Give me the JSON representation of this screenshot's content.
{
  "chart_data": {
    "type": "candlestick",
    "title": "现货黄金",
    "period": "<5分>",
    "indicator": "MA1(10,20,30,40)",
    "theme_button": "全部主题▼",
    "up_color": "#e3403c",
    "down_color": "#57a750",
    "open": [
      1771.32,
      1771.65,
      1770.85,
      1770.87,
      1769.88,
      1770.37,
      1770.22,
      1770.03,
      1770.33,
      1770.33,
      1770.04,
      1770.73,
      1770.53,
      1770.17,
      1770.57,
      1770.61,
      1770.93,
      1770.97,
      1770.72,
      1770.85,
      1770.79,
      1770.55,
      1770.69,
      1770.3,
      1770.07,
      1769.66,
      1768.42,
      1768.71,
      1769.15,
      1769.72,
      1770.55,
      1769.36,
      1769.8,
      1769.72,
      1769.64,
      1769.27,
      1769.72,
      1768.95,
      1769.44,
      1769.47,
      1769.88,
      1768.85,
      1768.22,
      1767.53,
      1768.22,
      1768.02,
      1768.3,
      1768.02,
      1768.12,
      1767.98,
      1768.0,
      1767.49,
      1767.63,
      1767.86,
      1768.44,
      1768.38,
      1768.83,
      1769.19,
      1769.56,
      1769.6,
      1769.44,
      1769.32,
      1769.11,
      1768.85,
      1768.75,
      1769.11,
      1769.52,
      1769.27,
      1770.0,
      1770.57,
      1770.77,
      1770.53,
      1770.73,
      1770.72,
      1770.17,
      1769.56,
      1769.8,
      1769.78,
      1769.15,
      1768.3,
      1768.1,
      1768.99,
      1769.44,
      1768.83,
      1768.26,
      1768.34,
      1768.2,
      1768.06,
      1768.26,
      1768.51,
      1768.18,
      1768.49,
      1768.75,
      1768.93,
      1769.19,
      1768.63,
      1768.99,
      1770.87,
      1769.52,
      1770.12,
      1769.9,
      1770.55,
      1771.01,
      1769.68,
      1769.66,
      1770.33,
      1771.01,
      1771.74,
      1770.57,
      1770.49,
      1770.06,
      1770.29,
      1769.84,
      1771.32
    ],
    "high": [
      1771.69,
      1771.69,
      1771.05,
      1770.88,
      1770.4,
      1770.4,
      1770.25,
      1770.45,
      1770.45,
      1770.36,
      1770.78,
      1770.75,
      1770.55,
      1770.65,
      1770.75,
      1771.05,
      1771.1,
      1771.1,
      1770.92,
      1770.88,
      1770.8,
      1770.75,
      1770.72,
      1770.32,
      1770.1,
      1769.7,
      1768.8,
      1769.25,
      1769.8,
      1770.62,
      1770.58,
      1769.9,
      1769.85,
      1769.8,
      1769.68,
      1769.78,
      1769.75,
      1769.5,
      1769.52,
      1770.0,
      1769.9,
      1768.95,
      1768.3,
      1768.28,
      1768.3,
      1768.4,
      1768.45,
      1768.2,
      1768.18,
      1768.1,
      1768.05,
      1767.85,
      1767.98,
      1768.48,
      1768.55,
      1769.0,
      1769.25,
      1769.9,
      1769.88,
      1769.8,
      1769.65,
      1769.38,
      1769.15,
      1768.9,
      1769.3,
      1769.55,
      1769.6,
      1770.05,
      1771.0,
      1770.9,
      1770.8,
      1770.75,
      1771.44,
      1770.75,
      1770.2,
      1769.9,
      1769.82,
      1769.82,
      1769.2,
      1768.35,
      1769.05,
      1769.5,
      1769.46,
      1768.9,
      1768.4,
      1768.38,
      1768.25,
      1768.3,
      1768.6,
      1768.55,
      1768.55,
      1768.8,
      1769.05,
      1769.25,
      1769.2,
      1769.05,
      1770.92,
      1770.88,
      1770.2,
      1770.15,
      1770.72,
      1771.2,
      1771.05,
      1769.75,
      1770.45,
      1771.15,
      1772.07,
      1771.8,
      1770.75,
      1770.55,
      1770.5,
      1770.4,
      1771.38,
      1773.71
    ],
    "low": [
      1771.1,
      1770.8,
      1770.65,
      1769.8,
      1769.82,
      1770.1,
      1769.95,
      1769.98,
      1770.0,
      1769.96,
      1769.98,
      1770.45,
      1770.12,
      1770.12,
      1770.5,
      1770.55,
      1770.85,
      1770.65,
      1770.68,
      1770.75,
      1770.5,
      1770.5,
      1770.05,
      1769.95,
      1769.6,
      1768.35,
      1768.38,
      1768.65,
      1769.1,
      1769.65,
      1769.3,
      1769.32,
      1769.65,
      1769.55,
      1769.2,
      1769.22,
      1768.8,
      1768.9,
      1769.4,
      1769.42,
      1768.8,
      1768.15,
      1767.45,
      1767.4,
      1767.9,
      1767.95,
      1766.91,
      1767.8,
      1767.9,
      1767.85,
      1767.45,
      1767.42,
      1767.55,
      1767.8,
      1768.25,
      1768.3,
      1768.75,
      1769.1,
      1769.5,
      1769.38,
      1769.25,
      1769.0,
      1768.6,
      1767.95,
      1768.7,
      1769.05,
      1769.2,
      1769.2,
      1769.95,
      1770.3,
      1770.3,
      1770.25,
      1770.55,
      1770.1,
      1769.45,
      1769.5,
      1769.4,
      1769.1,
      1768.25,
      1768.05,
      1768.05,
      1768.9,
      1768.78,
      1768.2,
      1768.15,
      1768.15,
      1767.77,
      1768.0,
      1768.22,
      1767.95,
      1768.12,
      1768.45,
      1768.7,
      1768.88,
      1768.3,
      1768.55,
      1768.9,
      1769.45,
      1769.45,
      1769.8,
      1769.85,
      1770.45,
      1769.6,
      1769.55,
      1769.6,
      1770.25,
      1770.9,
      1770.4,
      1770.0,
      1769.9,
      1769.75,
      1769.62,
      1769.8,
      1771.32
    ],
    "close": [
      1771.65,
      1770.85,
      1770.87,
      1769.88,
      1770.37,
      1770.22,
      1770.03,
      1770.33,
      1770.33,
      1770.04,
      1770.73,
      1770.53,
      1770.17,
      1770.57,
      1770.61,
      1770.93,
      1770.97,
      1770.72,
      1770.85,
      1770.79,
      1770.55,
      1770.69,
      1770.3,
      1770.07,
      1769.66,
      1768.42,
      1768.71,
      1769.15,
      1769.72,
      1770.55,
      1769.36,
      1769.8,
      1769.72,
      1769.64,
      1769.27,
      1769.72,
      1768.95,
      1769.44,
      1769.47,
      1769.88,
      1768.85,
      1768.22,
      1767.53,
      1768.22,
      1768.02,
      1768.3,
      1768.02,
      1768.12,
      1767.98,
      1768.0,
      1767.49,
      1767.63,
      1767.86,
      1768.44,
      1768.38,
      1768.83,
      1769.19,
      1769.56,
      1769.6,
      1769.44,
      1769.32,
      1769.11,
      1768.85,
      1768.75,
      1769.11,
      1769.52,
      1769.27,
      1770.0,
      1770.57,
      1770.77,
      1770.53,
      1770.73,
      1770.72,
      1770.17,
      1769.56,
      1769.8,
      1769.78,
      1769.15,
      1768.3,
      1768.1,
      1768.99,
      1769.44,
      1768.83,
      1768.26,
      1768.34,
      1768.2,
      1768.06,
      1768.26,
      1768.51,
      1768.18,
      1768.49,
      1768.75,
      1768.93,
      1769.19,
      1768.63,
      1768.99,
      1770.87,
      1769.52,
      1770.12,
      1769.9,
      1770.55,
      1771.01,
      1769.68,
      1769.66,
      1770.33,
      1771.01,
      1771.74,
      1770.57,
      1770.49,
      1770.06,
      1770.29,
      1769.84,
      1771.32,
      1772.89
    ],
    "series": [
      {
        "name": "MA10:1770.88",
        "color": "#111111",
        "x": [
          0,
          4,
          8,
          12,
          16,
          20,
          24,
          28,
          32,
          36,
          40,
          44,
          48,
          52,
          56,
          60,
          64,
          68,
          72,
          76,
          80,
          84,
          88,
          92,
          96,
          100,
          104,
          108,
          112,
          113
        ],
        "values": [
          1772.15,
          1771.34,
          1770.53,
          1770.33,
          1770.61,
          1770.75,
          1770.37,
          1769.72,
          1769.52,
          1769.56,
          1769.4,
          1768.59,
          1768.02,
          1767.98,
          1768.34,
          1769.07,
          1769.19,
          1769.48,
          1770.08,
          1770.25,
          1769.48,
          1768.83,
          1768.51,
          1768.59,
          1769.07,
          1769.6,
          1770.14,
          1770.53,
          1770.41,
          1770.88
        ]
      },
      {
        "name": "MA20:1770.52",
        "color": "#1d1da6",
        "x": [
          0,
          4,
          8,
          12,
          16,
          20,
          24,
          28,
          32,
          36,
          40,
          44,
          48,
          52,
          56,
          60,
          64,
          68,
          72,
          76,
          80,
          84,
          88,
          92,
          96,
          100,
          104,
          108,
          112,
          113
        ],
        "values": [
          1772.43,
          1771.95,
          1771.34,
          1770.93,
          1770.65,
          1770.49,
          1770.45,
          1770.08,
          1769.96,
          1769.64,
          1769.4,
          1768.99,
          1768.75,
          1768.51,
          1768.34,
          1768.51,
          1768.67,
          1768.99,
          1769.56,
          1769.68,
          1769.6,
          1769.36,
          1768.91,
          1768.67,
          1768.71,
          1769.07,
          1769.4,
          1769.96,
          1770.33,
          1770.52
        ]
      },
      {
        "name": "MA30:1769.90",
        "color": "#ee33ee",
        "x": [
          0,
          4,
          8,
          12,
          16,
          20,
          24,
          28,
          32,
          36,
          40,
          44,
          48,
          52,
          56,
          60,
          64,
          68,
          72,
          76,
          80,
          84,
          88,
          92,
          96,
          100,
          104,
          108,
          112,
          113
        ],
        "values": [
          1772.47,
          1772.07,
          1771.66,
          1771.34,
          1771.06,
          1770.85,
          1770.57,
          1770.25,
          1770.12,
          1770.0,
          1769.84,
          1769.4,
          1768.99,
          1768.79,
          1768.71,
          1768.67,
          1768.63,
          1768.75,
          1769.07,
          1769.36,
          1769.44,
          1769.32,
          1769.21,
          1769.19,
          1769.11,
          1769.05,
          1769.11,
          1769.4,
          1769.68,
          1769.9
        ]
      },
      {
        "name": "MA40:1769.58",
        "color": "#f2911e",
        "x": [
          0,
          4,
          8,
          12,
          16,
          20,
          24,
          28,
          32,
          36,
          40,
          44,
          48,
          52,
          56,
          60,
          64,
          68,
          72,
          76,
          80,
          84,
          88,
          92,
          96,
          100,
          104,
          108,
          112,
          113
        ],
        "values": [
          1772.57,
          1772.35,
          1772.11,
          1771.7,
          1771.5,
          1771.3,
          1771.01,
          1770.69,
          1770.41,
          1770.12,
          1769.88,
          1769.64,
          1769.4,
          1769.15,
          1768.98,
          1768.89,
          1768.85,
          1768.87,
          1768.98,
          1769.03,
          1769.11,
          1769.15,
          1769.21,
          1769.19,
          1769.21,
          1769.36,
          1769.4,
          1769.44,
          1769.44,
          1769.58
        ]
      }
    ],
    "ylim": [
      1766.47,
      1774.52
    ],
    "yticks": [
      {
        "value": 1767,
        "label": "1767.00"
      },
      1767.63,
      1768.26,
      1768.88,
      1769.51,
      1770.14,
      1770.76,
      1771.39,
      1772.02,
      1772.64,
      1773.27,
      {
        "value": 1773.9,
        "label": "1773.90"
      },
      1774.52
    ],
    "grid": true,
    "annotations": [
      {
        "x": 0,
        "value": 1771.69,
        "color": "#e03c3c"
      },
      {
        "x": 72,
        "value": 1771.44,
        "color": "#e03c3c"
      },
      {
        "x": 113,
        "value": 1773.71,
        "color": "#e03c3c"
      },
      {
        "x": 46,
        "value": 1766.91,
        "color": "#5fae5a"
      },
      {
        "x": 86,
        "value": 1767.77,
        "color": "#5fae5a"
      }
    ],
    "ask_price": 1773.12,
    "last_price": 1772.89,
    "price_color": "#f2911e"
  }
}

__________

What you should do
Copy out each line of the records where the string "name" appears.

Completed exercise
        "name": "MA10:1770.88",
        "name": "MA20:1770.52",
        "name": "MA30:1769.90",
        "name": "MA40:1769.58",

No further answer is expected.